● MATERIAL PROVIDED
------------
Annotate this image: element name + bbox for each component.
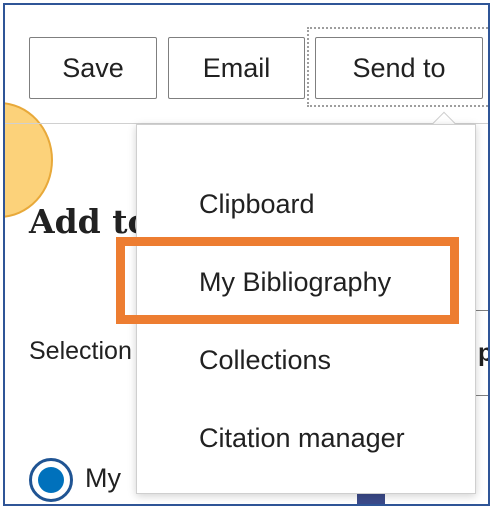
step-indicator-bubble [5,102,53,218]
save-button[interactable]: Save [29,37,157,99]
send-to-button[interactable]: Send to [315,37,483,99]
highlight-box [116,237,459,324]
menu-item-citation-manager[interactable]: Citation manager [199,423,405,454]
radio-label: My [85,463,121,493]
action-button-partial[interactable] [357,492,385,504]
menu-item-clipboard[interactable]: Clipboard [199,189,315,220]
menu-item-collections[interactable]: Collections [199,345,331,376]
email-button[interactable]: Email [168,37,305,99]
add-to-heading: Add to [29,202,150,241]
my-bibliography-radio[interactable] [29,458,73,502]
selection-label: Selection [29,337,132,365]
selection-dropdown-value: pa [478,339,488,368]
------------
● WORK INSTRUCTIONS
Please pick out each line of the listing that contains the string "menu". Letter case matters.

● COMPLETED TASK
menu-item-citation-manager[interactable]: Citation manager [199,423,405,454]
menu-item-clipboard[interactable]: Clipboard [199,189,315,220]
menu-item-collections[interactable]: Collections [199,345,331,376]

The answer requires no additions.